__Exercise__. Every entry that follows should be reproduced exactly.

Figure contents as structured data:

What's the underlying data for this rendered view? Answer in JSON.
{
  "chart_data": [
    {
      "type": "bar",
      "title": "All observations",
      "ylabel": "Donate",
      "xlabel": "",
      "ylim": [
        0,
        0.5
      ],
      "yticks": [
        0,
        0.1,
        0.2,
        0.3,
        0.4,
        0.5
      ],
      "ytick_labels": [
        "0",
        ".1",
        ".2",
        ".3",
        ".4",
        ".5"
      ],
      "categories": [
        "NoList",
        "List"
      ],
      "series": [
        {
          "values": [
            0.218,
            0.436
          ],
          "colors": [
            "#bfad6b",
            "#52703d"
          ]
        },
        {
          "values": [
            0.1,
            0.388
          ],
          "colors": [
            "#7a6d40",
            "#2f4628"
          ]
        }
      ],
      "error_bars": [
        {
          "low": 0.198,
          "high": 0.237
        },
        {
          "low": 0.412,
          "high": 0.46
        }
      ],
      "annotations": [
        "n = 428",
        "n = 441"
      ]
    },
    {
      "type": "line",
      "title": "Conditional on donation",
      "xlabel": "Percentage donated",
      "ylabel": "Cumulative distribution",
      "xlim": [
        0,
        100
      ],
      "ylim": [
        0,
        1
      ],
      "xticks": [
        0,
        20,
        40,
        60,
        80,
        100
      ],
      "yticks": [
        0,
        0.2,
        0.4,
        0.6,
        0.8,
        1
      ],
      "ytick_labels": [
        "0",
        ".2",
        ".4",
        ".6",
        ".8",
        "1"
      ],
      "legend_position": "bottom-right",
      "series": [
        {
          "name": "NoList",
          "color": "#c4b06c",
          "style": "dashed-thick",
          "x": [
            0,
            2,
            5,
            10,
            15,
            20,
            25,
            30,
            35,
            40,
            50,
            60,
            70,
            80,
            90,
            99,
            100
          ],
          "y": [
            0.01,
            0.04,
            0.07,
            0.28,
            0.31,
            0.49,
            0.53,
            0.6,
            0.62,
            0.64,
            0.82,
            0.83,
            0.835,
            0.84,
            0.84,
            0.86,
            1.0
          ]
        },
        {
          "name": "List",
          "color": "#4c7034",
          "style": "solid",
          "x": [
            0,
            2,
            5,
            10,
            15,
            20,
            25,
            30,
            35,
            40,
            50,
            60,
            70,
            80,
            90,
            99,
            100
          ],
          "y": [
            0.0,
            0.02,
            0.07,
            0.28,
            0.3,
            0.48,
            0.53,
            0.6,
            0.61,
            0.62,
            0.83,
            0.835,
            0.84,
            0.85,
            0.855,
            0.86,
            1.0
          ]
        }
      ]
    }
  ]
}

__Result of the exercise__.
What's the underlying data for this rendered view? Answer in JSON.
{
  "chart_data": [
    {
      "type": "bar",
      "title": "All observations",
      "ylabel": "Donate",
      "xlabel": "",
      "ylim": [
        0,
        0.5
      ],
      "yticks": [
        0,
        0.1,
        0.2,
        0.3,
        0.4,
        0.5
      ],
      "ytick_labels": [
        "0",
        ".1",
        ".2",
        ".3",
        ".4",
        ".5"
      ],
      "categories": [
        "NoList",
        "List"
      ],
      "series": [
        {
          "values": [
            0.218,
            0.436
          ],
          "colors": [
            "#bfad6b",
            "#52703d"
          ]
        },
        {
          "values": [
            0.1,
            0.388
          ],
          "colors": [
            "#7a6d40",
            "#2f4628"
          ]
        }
      ],
      "error_bars": [
        {
          "low": 0.198,
          "high": 0.237
        },
        {
          "low": 0.412,
          "high": 0.46
        }
      ],
      "annotations": [
        "n = 428",
        "n = 441"
      ]
    },
    {
      "type": "line",
      "title": "Conditional on donation",
      "xlabel": "Percentage donated",
      "ylabel": "Cumulative distribution",
      "xlim": [
        0,
        100
      ],
      "ylim": [
        0,
        1
      ],
      "xticks": [
        0,
        20,
        40,
        60,
        80,
        100
      ],
      "yticks": [
        0,
        0.2,
        0.4,
        0.6,
        0.8,
        1
      ],
      "ytick_labels": [
        "0",
        ".2",
        ".4",
        ".6",
        ".8",
        "1"
      ],
      "legend_position": "bottom-right",
      "series": [
        {
          "name": "NoList",
          "color": "#c4b06c",
          "style": "dashed-thick",
          "x": [
            0,
            2,
            5,
            10,
            15,
            20,
            25,
            30,
            35,
            40,
            50,
            60,
            70,
            80,
            90,
            99,
            100
          ],
          "y": [
            0.01,
            0.04,
            0.07,
            0.28,
            0.31,
            0.49,
            0.53,
            0.6,
            0.62,
            0.64,
            0.82,
            0.83,
            0.835,
            0.84,
            0.84,
            0.86,
            1.0
          ]
        },
        {
          "name": "List",
          "color": "#4c7034",
          "style": "solid",
          "x": [
            0,
            2,
            5,
            10,
            15,
            20,
            25,
            30,
            35,
            40,
            50,
            60,
            70,
            80,
            90,
            99,
            100
          ],
          "y": [
            0.0,
            0.02,
            0.07,
            0.28,
            0.3,
            0.48,
            0.53,
            0.6,
            0.61,
            0.62,
            0.83,
            0.835,
            0.84,
            0.85,
            0.855,
            0.86,
            1.0
          ]
        }
      ]
    }
  ]
}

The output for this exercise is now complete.